(Stored items)
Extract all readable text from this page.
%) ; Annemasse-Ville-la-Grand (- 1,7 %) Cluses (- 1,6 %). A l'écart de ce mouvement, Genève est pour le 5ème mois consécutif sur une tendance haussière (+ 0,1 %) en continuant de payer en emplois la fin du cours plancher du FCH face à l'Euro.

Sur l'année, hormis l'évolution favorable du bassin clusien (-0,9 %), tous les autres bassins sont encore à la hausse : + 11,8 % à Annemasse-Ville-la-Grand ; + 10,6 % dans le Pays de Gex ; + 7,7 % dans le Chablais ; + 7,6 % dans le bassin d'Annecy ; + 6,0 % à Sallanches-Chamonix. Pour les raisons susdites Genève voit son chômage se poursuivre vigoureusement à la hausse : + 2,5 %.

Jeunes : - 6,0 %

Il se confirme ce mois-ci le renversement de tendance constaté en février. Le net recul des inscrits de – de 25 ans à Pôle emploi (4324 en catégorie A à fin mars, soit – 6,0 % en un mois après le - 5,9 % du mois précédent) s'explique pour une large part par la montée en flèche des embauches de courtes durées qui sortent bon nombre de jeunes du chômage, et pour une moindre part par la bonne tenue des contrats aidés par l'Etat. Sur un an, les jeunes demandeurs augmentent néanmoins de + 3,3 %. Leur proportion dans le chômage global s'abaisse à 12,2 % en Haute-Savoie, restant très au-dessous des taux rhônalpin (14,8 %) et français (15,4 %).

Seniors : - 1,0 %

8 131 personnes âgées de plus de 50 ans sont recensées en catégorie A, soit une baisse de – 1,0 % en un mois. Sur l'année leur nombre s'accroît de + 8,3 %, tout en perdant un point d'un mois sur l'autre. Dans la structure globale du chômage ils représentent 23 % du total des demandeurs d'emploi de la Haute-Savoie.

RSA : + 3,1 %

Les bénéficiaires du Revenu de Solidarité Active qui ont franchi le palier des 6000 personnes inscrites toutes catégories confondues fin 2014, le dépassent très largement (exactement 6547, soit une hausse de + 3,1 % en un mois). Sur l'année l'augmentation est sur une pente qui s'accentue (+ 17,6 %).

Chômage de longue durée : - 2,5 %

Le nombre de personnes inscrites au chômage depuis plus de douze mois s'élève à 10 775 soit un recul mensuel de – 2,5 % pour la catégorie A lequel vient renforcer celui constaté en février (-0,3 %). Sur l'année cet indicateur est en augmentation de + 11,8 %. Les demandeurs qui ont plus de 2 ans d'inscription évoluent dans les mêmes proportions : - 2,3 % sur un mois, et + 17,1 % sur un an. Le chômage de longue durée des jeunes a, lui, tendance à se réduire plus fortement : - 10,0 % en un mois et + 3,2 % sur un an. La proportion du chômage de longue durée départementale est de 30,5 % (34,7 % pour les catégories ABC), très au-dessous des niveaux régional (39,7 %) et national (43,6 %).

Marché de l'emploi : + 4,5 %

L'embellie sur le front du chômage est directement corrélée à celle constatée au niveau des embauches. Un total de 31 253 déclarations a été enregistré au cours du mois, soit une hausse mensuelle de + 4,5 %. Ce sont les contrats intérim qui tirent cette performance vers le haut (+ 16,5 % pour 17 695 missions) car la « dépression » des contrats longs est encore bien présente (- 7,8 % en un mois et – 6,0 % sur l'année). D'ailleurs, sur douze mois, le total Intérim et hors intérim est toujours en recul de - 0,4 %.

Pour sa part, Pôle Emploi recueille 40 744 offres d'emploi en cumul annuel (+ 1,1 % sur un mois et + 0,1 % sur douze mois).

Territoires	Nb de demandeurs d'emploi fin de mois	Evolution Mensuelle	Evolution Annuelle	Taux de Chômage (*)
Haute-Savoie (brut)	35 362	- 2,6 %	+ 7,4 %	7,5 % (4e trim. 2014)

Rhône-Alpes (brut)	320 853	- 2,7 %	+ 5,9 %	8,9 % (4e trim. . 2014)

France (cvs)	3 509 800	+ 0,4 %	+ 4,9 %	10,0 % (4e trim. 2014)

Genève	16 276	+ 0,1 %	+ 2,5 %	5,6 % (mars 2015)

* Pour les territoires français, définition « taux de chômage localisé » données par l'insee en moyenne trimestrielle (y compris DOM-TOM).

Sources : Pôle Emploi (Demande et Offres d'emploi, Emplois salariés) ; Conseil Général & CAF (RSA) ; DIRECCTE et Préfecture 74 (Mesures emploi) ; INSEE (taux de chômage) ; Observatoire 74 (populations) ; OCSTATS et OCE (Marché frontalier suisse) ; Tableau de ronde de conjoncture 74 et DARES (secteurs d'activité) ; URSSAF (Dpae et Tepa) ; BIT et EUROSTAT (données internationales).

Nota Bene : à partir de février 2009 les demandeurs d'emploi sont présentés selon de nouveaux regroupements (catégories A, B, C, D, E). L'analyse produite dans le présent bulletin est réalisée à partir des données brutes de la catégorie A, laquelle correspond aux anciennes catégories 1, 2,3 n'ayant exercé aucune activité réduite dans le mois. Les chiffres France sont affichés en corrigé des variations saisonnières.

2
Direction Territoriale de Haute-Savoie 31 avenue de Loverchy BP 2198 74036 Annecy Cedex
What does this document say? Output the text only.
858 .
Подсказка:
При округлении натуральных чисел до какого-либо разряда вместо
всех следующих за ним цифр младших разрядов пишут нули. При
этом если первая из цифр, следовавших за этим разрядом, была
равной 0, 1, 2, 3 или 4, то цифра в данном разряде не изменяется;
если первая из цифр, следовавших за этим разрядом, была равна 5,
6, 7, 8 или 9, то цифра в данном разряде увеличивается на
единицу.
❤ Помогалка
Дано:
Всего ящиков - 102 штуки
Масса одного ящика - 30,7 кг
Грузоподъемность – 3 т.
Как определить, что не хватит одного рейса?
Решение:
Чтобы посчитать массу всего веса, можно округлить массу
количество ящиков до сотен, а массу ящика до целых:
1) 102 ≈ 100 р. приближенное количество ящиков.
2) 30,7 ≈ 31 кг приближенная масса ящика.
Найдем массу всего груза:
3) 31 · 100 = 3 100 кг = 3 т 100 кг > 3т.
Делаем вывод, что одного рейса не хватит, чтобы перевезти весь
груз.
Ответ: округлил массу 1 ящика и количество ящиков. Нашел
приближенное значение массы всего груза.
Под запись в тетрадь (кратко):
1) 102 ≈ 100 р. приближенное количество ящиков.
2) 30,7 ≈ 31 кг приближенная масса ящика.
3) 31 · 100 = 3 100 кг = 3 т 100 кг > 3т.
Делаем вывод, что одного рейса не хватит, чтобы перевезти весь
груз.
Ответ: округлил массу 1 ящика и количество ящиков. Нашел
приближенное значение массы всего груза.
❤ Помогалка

What you need to do » Extract all of the data exactly as written.

Exercise response »
Extract all readable text from this page.
%) ; Annemasse-Ville-la-Grand (- 1,7 %) Cluses (- 1,6 %). A l'écart de ce mouvement, Genève est pour le 5ème mois consécutif sur une tendance haussière (+ 0,1 %) en continuant de payer en emplois la fin du cours plancher du FCH face à l'Euro.

Sur l'année, hormis l'évolution favorable du bassin clusien (-0,9 %), tous les autres bassins sont encore à la hausse : + 11,8 % à Annemasse-Ville-la-Grand ; + 10,6 % dans le Pays de Gex ; + 7,7 % dans le Chablais ; + 7,6 % dans le bassin d'Annecy ; + 6,0 % à Sallanches-Chamonix. Pour les raisons susdites Genève voit son chômage se poursuivre vigoureusement à la hausse : + 2,5 %.

Jeunes : - 6,0 %

Il se confirme ce mois-ci le renversement de tendance constaté en février. Le net recul des inscrits de – de 25 ans à Pôle emploi (4324 en catégorie A à fin mars, soit – 6,0 % en un mois après le - 5,9 % du mois précédent) s'explique pour une large part par la montée en flèche des embauches de courtes durées qui sortent bon nombre de jeunes du chômage, et pour une moindre part par la bonne tenue des contrats aidés par l'Etat. Sur un an, les jeunes demandeurs augmentent néanmoins de + 3,3 %. Leur proportion dans le chômage global s'abaisse à 12,2 % en Haute-Savoie, restant très au-dessous des taux rhônalpin (14,8 %) et français (15,4 %).

Seniors : - 1,0 %

8 131 personnes âgées de plus de 50 ans sont recensées en catégorie A, soit une baisse de – 1,0 % en un mois. Sur l'année leur nombre s'accroît de + 8,3 %, tout en perdant un point d'un mois sur l'autre. Dans la structure globale du chômage ils représentent 23 % du total des demandeurs d'emploi de la Haute-Savoie.

RSA : + 3,1 %

Les bénéficiaires du Revenu de Solidarité Active qui ont franchi le palier des 6000 personnes inscrites toutes catégories confondues fin 2014, le dépassent très largement (exactement 6547, soit une hausse de + 3,1 % en un mois). Sur l'année l'augmentation est sur une pente qui s'accentue (+ 17,6 %).

Chômage de longue durée : - 2,5 %

Le nombre de personnes inscrites au chômage depuis plus de douze mois s'élève à 10 775 soit un recul mensuel de – 2,5 % pour la catégorie A lequel vient renforcer celui constaté en février (-0,3 %). Sur l'année cet indicateur est en augmentation de + 11,8 %. Les demandeurs qui ont plus de 2 ans d'inscription évoluent dans les mêmes proportions : - 2,3 % sur un mois, et + 17,1 % sur un an. Le chômage de longue durée des jeunes a, lui, tendance à se réduire plus fortement : - 10,0 % en un mois et + 3,2 % sur un an. La proportion du chômage de longue durée départementale est de 30,5 % (34,7 % pour les catégories ABC), très au-dessous des niveaux régional (39,7 %) et national (43,6 %).

Marché de l'emploi : + 4,5 %

L'embellie sur le front du chômage est directement corrélée à celle constatée au niveau des embauches. Un total de 31 253 déclarations a été enregistré au cours du mois, soit une hausse mensuelle de + 4,5 %. Ce sont les contrats intérim qui tirent cette performance vers le haut (+ 16,5 % pour 17 695 missions) car la « dépression » des contrats longs est encore bien présente (- 7,8 % en un mois et – 6,0 % sur l'année). D'ailleurs, sur douze mois, le total Intérim et hors intérim est toujours en recul de - 0,4 %.

Pour sa part, Pôle Emploi recueille 40 744 offres d'emploi en cumul annuel (+ 1,1 % sur un mois et + 0,1 % sur douze mois).

Territoires	Nb de demandeurs d'emploi fin de mois	Evolution Mensuelle	Evolution Annuelle	Taux de Chômage (*)
Haute-Savoie (brut)	35 362	- 2,6 %	+ 7,4 %	7,5 % (4e trim. 2014)

Rhône-Alpes (brut)	320 853	- 2,7 %	+ 5,9 %	8,9 % (4e trim. . 2014)

France (cvs)	3 509 800	+ 0,4 %	+ 4,9 %	10,0 % (4e trim. 2014)

Genève	16 276	+ 0,1 %	+ 2,5 %	5,6 % (mars 2015)

* Pour les territoires français, définition « taux de chômage localisé » données par l'insee en moyenne trimestrielle (y compris DOM-TOM).

Sources : Pôle Emploi (Demande et Offres d'emploi, Emplois salariés) ; Conseil Général & CAF (RSA) ; DIRECCTE et Préfecture 74 (Mesures emploi) ; INSEE (taux de chômage) ; Observatoire 74 (populations) ; OCSTATS et OCE (Marché frontalier suisse) ; Tableau de ronde de conjoncture 74 et DARES (secteurs d'activité) ; URSSAF (Dpae et Tepa) ; BIT et EUROSTAT (données internationales).

Nota Bene : à partir de février 2009 les demandeurs d'emploi sont présentés selon de nouveaux regroupements (catégories A, B, C, D, E). L'analyse produite dans le présent bulletin est réalisée à partir des données brutes de la catégorie A, laquelle correspond aux anciennes catégories 1, 2,3 n'ayant exercé aucune activité réduite dans le mois. Les chiffres France sont affichés en corrigé des variations saisonnières.

2
Direction Territoriale de Haute-Savoie 31 avenue de Loverchy BP 2198 74036 Annecy Cedex
What does this document say? Output the text only.
858 .
Подсказка:
При округлении натуральных чисел до какого-либо разряда вместо
всех следующих за ним цифр младших разрядов пишут нули. При
этом если первая из цифр, следовавших за этим разрядом, была
равной 0, 1, 2, 3 или 4, то цифра в данном разряде не изменяется;
если первая из цифр, следовавших за этим разрядом, была равна 5,
6, 7, 8 или 9, то цифра в данном разряде увеличивается на
единицу.
❤ Помогалка
Дано:
Всего ящиков - 102 штуки
Масса одного ящика - 30,7 кг
Грузоподъемность – 3 т.
Как определить, что не хватит одного рейса?
Решение:
Чтобы посчитать массу всего веса, можно округлить массу
количество ящиков до сотен, а массу ящика до целых:
1) 102 ≈ 100 р. приближенное количество ящиков.
2) 30,7 ≈ 31 кг приближенная масса ящика.
Найдем массу всего груза:
3) 31 · 100 = 3 100 кг = 3 т 100 кг > 3т.
Делаем вывод, что одного рейса не хватит, чтобы перевезти весь
груз.
Ответ: округлил массу 1 ящика и количество ящиков. Нашел
приближенное значение массы всего груза.
Под запись в тетрадь (кратко):
1) 102 ≈ 100 р. приближенное количество ящиков.
2) 30,7 ≈ 31 кг приближенная масса ящика.
3) 31 · 100 = 3 100 кг = 3 т 100 кг > 3т.
Делаем вывод, что одного рейса не хватит, чтобы перевезти весь
груз.
Ответ: округлил массу 1 ящика и количество ящиков. Нашел
приближенное значение массы всего груза.
❤ Помогалка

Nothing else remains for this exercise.